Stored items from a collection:
--------------------------------------------------
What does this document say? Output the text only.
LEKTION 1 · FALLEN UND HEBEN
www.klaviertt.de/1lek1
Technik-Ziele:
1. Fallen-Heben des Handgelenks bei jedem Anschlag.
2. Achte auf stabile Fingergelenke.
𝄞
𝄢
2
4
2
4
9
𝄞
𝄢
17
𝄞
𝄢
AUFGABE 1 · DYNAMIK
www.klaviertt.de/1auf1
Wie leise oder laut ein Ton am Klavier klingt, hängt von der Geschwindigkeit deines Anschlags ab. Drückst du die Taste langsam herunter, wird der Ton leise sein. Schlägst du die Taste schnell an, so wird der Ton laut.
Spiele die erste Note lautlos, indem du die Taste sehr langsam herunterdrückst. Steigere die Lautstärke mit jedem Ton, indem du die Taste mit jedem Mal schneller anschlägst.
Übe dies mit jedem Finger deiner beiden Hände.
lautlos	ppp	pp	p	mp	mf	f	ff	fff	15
--------------------------------------------------
TASK DIRECTIONS: From the records above, extract every line exactly as it stands.

WRITTEN ANSWER:
What does this document say? Output the text only.
LEKTION 1 · FALLEN UND HEBEN
www.klaviertt.de/1lek1
Technik-Ziele:
1. Fallen-Heben des Handgelenks bei jedem Anschlag.
2. Achte auf stabile Fingergelenke.
𝄞
𝄢
2
4
2
4
9
𝄞
𝄢
17
𝄞
𝄢
AUFGABE 1 · DYNAMIK
www.klaviertt.de/1auf1
Wie leise oder laut ein Ton am Klavier klingt, hängt von der Geschwindigkeit deines Anschlags ab. Drückst du die Taste langsam herunter, wird der Ton leise sein. Schlägst du die Taste schnell an, so wird der Ton laut.
Spiele die erste Note lautlos, indem du die Taste sehr langsam herunterdrückst. Steigere die Lautstärke mit jedem Ton, indem du die Taste mit jedem Mal schneller anschlägst.
Übe dies mit jedem Finger deiner beiden Hände.
lautlos	ppp	pp	p	mp	mf	f	ff	fff	15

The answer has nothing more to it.